◆ Brano:
****************************************
Live Report: Metalitalia.com Festival 2013 a Milano
Metaliatalia.com Festival 2013 – Live Club – Trezzo Sull’Adda (MI) – 11/05/2013
Secondo appuntamento con il Metalitalia.com Festival, organizzato dall’ omonima webzine in collaborazione con la Eagle Booking Live Promotion che ha già dato ottimi risultati con l’edizione dell’anno scorso, e che solo per lo sforzo profuso dovrebbe diventare una tappa obbligata per ogni metal fan italiano, anche perché non è da tutti i giorni portare sul palco cotante band, e farlo soprattutto con passione. Sebbene il bill di quest’anno sia ricco e variegato, non si può fare a meno di notare il forte sbilanciamento verso il thrash metal, cosa che avrebbe fatto sicuramente piacere al prematuramente scomparto Jeff Hanneman, ricordato anche da Trevor durante l’esibizione dei nostrani Sadist.
Alle 13:10 ci sono già un centinaio di persone pronte per assistere all’evento.
Ore 13.30, è tempo di iniziare.
Sono i giovanissimi norvegesi Tantara i primi a salire sul palco del Live, e a colpire i pubblico con il loro thrash metal diretto, solido ed efficace e chiaramente influenzato da gruppi come Heathen e Sodom, ma reso fresco anche dall’impostazione vocale potente del cantante Fredrik Bjerko, e dagli assoli melodici quasi neoclassici, del chitarrista solista Per Semb assoluta rivelazione della giornata. A parte qualche piccolo problema con il volume del microfono, la breve apparizione dei Tantara viene accolta dal pubblico con calorosi applausi. Band da tenere d’occhio per il prossimo futuro.
Luca Cardani
Prima delle band italiane presenti al festival a esibirsi, i Furor Gallico non hanno certo bisogno di presentazioni. Il loro folk metal è ormai sinonimo di prestazioni efficaci, e sempre acclamate a suon di applausi dal pubblico in ogni loro apparizione, come in questa occasione. Le magiche melodie che strumenti come l’arpa e il violino riescono a creare, in contrasto con le strumentazioni moderne riesce sempre a rapire l’attenzione del pubblico che su brani come “Banshee”, inframezzata da “Breaking The Law”, e la onnipresente “La Caccia Morta”, non può fare a meno di saltare e scuotere la testa. I cinque brani proposti sono più che sufficienti alla band per confermarsi ancora una volta. Certezza assoluta.
****************************************
(Elenchi di elementi e regioni)
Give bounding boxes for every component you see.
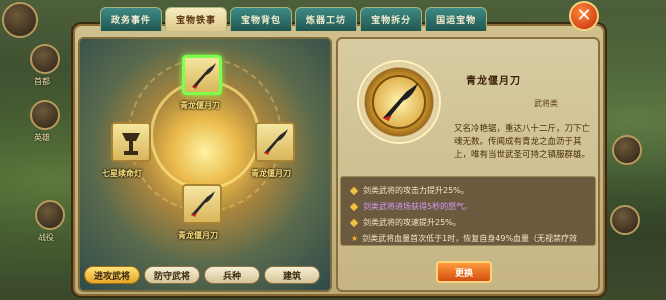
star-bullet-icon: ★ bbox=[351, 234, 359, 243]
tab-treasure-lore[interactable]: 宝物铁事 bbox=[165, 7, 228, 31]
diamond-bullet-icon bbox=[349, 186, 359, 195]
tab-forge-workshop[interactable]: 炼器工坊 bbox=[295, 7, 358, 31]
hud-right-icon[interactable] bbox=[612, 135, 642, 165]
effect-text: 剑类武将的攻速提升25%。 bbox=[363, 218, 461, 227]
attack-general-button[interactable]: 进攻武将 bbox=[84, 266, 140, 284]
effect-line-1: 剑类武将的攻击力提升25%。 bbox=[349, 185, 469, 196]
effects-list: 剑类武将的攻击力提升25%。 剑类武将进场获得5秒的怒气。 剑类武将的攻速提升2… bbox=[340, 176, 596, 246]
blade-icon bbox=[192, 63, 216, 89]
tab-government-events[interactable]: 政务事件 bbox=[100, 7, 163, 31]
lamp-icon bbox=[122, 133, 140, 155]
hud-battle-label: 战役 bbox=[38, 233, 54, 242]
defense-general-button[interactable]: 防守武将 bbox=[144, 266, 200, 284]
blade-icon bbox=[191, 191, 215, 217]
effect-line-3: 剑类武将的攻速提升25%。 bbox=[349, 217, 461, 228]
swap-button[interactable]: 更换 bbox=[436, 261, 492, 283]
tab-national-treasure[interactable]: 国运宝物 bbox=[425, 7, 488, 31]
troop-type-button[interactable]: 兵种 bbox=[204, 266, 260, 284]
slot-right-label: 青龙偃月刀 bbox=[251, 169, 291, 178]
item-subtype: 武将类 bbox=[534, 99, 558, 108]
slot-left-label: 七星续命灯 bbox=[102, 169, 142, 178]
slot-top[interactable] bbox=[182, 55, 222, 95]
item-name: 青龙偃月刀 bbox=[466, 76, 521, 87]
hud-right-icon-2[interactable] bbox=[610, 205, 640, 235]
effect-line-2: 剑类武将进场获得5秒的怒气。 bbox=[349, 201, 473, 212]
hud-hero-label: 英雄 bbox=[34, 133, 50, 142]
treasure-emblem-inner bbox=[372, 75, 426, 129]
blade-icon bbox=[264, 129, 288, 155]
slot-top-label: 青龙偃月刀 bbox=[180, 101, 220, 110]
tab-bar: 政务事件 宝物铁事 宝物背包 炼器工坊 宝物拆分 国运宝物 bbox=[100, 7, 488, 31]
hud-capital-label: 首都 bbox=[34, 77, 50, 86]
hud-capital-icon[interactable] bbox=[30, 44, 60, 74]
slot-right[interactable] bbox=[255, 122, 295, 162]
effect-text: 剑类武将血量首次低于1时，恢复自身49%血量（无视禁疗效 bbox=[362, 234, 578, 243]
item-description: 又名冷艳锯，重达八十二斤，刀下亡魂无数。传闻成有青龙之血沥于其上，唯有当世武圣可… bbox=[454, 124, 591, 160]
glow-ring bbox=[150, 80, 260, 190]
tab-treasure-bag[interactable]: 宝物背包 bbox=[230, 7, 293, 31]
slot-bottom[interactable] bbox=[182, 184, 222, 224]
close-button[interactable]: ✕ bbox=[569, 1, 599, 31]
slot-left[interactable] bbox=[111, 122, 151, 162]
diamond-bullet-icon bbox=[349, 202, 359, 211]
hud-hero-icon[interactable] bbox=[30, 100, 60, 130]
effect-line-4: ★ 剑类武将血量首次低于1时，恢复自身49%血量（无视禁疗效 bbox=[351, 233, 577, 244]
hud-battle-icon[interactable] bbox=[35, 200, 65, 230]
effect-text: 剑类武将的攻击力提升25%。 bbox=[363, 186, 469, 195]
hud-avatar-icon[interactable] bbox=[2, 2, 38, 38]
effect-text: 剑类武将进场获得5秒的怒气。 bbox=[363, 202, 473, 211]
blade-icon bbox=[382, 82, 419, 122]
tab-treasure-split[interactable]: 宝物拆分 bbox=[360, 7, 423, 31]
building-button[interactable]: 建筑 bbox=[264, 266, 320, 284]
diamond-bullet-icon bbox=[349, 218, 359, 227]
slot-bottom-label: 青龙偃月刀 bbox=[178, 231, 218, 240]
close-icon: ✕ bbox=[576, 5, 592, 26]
****************************************
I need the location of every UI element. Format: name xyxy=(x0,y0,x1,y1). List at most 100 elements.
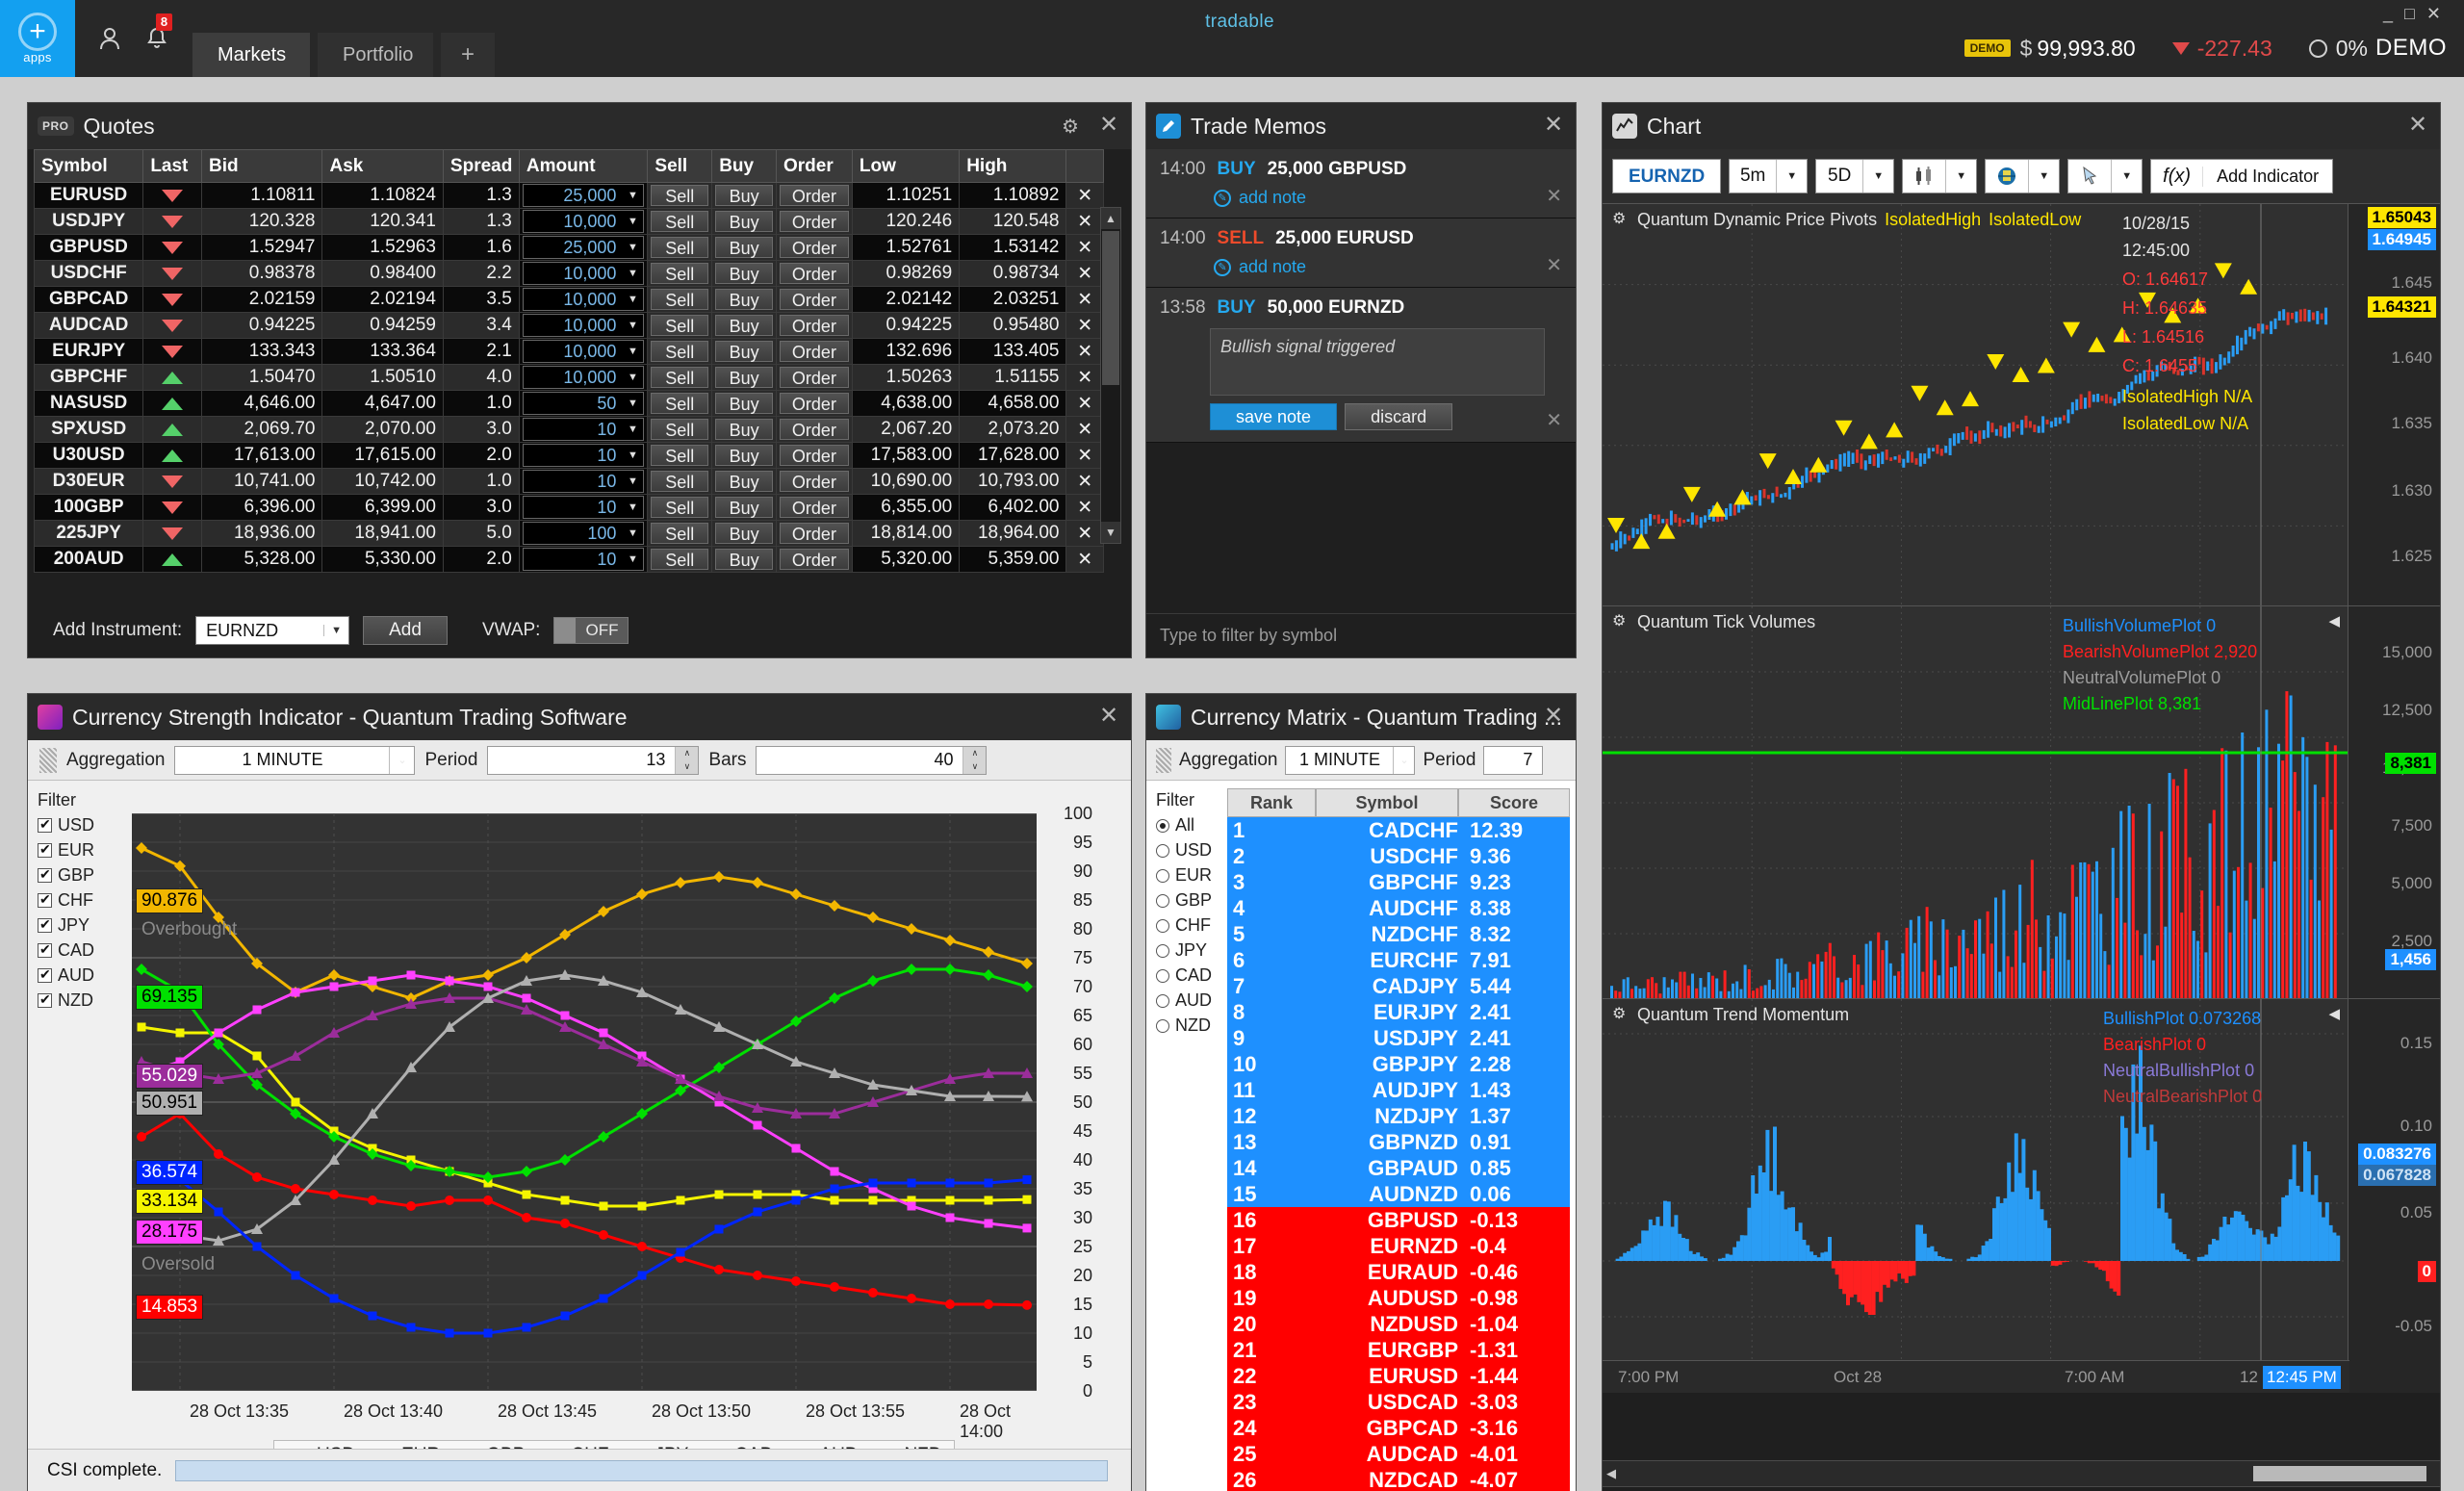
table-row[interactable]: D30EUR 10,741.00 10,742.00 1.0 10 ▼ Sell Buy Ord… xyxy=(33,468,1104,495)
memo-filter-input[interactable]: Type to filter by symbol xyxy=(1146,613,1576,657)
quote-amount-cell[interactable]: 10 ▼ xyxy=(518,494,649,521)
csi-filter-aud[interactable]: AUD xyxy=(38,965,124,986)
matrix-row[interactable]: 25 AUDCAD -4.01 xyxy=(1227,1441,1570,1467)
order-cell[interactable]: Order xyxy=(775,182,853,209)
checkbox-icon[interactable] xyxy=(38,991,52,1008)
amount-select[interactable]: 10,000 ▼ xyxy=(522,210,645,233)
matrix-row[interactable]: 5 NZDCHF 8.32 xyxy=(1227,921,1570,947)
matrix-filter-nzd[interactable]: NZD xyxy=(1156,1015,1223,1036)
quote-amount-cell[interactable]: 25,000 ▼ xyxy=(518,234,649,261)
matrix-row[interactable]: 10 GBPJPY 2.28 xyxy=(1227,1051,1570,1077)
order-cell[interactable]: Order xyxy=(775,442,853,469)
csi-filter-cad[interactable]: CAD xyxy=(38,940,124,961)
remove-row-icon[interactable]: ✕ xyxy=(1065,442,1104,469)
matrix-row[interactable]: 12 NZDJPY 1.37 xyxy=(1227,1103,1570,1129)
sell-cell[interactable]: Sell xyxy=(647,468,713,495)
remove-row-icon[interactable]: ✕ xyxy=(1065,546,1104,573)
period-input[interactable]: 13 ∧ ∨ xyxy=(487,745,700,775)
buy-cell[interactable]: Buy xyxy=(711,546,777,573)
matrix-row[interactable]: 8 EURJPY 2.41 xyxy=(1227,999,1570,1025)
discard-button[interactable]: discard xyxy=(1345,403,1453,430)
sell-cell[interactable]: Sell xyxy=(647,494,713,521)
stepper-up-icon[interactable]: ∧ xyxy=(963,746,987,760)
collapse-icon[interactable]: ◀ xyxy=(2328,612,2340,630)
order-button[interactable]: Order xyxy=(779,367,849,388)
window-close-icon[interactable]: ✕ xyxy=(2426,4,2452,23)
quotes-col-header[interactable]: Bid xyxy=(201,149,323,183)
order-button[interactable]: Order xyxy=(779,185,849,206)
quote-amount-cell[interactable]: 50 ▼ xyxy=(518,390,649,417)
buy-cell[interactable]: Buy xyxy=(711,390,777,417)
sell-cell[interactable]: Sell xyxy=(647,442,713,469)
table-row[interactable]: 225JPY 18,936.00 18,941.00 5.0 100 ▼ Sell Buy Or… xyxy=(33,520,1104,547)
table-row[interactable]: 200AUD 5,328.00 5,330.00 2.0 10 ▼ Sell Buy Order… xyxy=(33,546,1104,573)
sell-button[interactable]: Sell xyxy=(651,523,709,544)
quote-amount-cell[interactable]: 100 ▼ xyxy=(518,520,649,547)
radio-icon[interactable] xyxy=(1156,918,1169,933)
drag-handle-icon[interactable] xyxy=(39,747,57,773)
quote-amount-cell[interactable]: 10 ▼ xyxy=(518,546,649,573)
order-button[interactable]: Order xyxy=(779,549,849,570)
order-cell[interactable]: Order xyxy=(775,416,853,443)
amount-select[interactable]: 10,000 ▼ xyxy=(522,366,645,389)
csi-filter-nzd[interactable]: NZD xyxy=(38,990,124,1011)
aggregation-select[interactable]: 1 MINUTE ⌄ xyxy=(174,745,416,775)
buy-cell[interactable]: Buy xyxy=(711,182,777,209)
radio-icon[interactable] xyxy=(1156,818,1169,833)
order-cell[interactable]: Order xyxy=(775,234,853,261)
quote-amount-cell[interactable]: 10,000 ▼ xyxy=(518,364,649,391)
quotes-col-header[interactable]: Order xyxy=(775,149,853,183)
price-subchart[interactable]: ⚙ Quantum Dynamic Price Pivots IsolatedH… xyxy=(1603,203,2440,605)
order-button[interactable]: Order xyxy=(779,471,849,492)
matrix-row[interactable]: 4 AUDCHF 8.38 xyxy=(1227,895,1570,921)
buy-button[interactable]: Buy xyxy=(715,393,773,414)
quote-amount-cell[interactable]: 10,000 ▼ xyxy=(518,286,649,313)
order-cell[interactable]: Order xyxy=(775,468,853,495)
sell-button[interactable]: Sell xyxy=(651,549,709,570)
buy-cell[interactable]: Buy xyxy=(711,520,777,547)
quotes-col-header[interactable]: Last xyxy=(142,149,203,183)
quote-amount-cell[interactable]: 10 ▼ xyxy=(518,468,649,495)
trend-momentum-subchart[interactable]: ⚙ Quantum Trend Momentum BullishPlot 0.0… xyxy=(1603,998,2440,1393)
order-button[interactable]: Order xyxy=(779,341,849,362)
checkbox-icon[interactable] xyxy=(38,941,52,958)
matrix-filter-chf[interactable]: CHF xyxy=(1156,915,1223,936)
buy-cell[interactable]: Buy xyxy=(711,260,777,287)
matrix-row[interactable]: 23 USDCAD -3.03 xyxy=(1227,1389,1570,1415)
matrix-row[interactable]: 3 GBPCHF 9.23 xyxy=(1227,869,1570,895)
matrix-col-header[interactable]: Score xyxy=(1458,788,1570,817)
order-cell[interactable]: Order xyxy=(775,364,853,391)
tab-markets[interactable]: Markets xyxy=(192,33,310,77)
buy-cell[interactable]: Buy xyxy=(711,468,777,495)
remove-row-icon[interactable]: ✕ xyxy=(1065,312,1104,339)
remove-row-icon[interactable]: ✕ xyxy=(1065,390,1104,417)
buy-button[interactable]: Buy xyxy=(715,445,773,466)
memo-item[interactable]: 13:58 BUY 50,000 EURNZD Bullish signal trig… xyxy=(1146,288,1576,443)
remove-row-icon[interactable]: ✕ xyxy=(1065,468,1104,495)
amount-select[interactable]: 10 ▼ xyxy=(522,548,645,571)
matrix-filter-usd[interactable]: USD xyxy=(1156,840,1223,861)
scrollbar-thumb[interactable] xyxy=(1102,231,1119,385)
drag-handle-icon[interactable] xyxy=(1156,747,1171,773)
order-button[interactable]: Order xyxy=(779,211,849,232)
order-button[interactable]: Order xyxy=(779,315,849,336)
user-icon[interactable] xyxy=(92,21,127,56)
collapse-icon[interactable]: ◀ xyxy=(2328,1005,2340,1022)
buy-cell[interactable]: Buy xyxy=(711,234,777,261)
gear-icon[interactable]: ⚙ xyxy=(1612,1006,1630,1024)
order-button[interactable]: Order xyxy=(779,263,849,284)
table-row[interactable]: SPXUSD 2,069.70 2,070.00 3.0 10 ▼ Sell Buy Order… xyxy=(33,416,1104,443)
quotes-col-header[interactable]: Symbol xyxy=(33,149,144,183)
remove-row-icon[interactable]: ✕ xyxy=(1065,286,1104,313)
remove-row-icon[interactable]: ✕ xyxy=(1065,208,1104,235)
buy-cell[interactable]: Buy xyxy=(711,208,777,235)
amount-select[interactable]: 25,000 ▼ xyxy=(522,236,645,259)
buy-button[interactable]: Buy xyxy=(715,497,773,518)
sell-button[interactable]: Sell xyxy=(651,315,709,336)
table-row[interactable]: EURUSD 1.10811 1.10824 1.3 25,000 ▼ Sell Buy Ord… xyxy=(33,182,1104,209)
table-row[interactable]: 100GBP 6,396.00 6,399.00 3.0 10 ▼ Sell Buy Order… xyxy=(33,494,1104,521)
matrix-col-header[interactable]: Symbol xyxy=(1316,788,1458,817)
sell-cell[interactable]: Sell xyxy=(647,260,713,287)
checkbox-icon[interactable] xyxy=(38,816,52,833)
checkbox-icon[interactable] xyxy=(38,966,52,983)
****************************************
◆ Compiti:
1. Secondo il resoconto del festival, a che ora è iniziato l'evento?
2. Per favore, trascrivi parola per parola il resoconto del festival, tutto ciò che va da "Sono i giovanissimi" fino a "il prossimo futuro.".

◆ Risposte:
1. L'evento è iniziato alle 13:30.

2.
Sono i giovanissimi norvegesi Tantara i primi a salire sul palco del Live, e a colpire i pubblico con il loro thrash metal diretto, solido ed efficace e chiaramente influenzato da gruppi come Heathen e Sodom, ma reso fresco anche dall’impostazione vocale potente del cantante Fredrik Bjerko, e dagli assoli melodici quasi neoclassici, del chitarrista solista Per Semb assoluta rivelazione della giornata. A parte qualche piccolo problema con il volume del microfono, la breve apparizione dei Tantara viene accolta dal pubblico con calorosi applausi. Band da tenere d’occhio per il prossimo futuro.